- [Yapılacaklar]
(a) Ramazan dizileri ve Kahire'nin tarihi mahalleleriyle ilgili metinden "Kahire’nin eski ve tarihi mahalleleri, drama" ifadesinden başlayıp "şekilde ortaya çıktı." ifadesi de dahil olmak üzere bölümü olduğu gibi kopyalayın.
(b) Ramazan dizileriyle ilgili metne göre aşağıdaki soruları yanıtlayın.
(i) Ramazan dizileri arasında hangi diziler sayılıyor?
(ii) Görsel altındaki yazıya göre sahne hangi diziden alınmış ve kaynak olarak ne gösterilmiş?
(iii) Kahire'nin eski ve tarihi mahalleleri hangi sezonda dikkat çekici bir şekilde ortaya çıktı?

- [Sayfa alıntısı]
>>>
Ramazan draması, Kahire’nin eski ve tarihi mahallelerine olan ilgiyi yeniden canlandırıyor

Ramazan dizileri arasında ‘Risaletu’l-İmam’, ‘Cafer el-Umde’, Suuk el-Kanto’ ve ‘Veud Sehıyye’ dizileri yer alıyor

Cafer el-Umde dizisinden bir sahne (Facebook)
Cafer el-Umde dizisinden bir sahne (Facebook)
TT

Ramazan draması, Kahire’nin eski ve tarihi mahallelerine olan ilgiyi yeniden canlandırıyor

Cafer el-Umde dizisinden bir sahne (Facebook)
Cafer el-Umde dizisinden bir sahne (Facebook)

Kahire’nin eski ve tarihi mahalleleri, drama yapımcılarının mekansal ve tarihi eserleri bağlamında kullandıkları estetik mirasın vurgulandığı Ramazan drama sezonunda dikkat çekici bir şekilde ortaya çıktı.
<<<
- [Gösterilen kayıtlar]
>>>
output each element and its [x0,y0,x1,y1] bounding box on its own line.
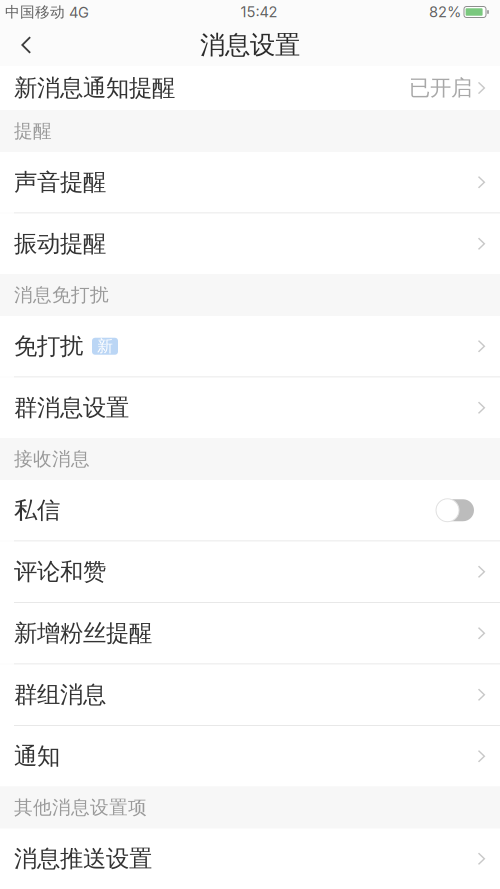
staticText: 群组消息 [14,680,106,710]
button[interactable]: 评论和赞 [0,542,500,602]
staticText: 评论和赞 [14,557,106,586]
button[interactable]: 声音提醒 [0,152,500,212]
staticText: 新消息通知提醒 [14,73,175,103]
staticText: 通知 [14,742,60,771]
button[interactable]: 群消息设置 [0,378,500,438]
button[interactable]: 私信 开关 [436,499,474,522]
staticText: 新 [97,336,113,356]
button[interactable]: 返回 [6,25,46,65]
button[interactable]: 振动提醒 [0,214,500,274]
staticText: 私信 [14,496,60,525]
button[interactable]: 新消息通知提醒 [0,66,500,110]
staticText: 已开启 [409,75,472,102]
button[interactable]: 免打扰 [0,316,500,376]
staticText: 接收消息 [14,447,90,471]
button[interactable]: 通知 [0,726,500,786]
staticText: 声音提醒 [14,168,106,197]
staticText: 消息推送设置 [14,844,152,874]
staticText: 其他消息设置项 [14,796,147,819]
staticText: 振动提醒 [14,229,106,258]
staticText: 新增粉丝提醒 [14,619,152,648]
button[interactable]: 新增粉丝提醒 [0,603,500,664]
staticText: 消息免打扰 [14,283,109,307]
staticText: 82% [429,3,461,21]
button[interactable]: 群组消息 [0,664,500,725]
staticText: 免打扰 [14,332,83,361]
staticText: 群消息设置 [14,393,129,422]
staticText: 中国移动 4G [5,3,89,21]
staticText: 15:42 [240,3,278,21]
button[interactable]: 消息推送设置 [0,828,500,889]
staticText: 提醒 [14,119,52,143]
staticText: 消息设置 [200,29,300,61]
<<<
- [Yanıtlar]
(a)
Kahire’nin eski ve tarihi mahalleleri, drama yapımcılarının mekansal ve tarihi eserleri bağlamında kullandıkları estetik mirasın vurgulandığı Ramazan drama sezonunda dikkat çekici bir şekilde ortaya çıktı.

(b)
(i) Risaletu'l-İmam, Cafer el-Umde, Suuk el-Kanto ve Veud Sehıyye.
(ii) Sahne Cafer el-Umde dizisinden alınmış, kaynak olarak Facebook gösterilmiş.
(iii) Ramazan drama sezonunda.